STATED EXERCISE
Each line of the listing that contains the word "Ostatní" is to be copied.

DATA FOR THIS TASK
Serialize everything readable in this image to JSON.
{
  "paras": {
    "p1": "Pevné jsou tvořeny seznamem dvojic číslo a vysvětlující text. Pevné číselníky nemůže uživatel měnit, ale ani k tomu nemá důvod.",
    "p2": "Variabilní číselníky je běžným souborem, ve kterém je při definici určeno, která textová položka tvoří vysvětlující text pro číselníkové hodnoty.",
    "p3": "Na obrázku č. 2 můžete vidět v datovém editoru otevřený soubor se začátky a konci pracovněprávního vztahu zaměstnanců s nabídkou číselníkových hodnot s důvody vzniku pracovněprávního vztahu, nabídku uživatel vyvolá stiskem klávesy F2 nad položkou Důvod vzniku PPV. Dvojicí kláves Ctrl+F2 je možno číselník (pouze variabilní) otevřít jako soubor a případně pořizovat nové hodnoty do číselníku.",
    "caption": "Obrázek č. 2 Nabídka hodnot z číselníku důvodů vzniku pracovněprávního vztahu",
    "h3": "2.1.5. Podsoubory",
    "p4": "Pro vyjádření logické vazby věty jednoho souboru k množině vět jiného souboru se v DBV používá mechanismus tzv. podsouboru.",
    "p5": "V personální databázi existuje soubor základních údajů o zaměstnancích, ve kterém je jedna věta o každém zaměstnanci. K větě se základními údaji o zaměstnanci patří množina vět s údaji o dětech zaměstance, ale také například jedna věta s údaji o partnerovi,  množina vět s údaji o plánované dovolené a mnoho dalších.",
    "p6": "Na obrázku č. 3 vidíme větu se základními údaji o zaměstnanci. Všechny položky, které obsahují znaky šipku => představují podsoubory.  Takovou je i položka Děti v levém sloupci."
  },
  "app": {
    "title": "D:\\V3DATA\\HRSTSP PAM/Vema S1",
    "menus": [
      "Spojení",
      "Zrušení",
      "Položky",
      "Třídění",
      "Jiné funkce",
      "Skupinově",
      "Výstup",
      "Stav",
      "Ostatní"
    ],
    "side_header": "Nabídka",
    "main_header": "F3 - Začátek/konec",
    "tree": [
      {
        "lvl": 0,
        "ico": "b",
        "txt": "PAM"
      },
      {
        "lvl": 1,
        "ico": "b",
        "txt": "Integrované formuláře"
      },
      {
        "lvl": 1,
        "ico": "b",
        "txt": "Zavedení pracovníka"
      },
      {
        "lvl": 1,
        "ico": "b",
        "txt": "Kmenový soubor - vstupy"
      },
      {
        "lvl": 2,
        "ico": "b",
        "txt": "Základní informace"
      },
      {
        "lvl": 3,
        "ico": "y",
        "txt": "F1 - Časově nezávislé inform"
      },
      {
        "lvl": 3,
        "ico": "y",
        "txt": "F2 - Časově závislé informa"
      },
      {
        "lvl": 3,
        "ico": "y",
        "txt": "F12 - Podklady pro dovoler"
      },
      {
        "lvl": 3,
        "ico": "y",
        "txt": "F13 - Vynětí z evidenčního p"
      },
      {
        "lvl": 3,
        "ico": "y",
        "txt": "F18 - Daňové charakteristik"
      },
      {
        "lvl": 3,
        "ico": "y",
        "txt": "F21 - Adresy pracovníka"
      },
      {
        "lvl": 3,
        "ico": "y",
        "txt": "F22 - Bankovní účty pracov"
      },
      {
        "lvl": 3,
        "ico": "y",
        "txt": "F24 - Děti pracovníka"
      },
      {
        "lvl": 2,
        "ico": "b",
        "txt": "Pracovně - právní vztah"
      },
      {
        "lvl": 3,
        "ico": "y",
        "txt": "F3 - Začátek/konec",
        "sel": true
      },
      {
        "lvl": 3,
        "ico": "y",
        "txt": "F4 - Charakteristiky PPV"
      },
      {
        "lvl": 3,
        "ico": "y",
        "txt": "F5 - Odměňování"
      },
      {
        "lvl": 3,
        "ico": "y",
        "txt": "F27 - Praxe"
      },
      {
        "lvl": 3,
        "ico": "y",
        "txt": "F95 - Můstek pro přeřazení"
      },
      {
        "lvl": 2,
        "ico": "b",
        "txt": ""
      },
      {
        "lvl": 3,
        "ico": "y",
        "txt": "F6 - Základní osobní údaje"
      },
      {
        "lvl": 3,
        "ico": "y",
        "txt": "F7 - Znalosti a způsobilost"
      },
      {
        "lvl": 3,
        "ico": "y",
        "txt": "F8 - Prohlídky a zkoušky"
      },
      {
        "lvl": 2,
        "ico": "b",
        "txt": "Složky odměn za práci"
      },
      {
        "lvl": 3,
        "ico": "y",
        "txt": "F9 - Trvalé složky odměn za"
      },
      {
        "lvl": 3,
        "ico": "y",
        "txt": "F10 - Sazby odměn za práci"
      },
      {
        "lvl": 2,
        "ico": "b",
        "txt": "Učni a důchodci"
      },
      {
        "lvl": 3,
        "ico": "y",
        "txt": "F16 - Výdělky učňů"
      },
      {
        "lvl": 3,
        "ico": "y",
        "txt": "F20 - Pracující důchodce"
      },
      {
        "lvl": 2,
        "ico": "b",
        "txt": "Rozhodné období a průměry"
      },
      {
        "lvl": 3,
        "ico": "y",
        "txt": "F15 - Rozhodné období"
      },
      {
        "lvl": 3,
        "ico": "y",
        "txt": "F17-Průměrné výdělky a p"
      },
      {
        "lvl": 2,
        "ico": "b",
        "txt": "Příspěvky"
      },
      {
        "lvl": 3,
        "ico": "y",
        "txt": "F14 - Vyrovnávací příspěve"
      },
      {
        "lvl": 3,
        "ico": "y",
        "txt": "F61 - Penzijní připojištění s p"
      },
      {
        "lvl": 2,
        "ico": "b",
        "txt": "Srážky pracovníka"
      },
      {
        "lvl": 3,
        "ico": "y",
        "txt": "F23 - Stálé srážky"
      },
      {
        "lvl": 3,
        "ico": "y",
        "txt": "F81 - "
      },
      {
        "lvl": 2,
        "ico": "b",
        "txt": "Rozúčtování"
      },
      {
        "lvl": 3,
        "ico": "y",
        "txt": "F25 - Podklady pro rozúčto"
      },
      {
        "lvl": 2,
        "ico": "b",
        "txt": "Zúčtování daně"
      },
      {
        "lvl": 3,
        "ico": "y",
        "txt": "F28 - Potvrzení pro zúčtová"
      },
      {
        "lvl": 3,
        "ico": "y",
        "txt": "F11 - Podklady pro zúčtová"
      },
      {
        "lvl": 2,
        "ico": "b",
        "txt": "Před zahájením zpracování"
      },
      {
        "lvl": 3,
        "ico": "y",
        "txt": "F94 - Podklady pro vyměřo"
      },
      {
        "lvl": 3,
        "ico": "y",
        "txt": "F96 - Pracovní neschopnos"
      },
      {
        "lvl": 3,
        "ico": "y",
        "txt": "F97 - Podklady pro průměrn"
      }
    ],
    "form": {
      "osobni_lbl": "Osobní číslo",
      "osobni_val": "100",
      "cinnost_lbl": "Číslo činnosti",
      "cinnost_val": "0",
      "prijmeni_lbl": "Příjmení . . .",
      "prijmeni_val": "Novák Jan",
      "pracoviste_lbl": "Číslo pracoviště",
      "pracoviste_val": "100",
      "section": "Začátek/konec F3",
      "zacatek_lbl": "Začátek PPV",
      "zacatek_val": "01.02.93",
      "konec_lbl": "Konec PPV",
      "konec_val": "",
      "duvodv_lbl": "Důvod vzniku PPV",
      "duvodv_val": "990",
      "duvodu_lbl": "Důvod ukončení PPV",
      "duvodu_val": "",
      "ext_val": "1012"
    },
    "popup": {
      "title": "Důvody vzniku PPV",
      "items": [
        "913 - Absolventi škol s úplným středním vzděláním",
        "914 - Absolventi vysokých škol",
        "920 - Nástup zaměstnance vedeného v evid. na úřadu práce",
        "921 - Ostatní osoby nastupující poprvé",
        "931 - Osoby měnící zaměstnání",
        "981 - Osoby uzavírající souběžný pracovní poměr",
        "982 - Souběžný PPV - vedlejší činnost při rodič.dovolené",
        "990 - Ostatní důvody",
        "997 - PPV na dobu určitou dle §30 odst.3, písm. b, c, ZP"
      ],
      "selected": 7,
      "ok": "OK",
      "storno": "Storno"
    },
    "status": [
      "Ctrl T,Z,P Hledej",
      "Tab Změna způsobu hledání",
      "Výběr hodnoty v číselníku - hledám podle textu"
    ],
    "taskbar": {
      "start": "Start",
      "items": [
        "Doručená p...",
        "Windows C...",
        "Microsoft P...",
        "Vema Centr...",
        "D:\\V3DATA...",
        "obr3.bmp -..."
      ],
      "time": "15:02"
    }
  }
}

WORKED SOLUTION
      "Ostatní"
        "921 - Ostatní osoby nastupující poprvé",
        "990 - Ostatní důvody",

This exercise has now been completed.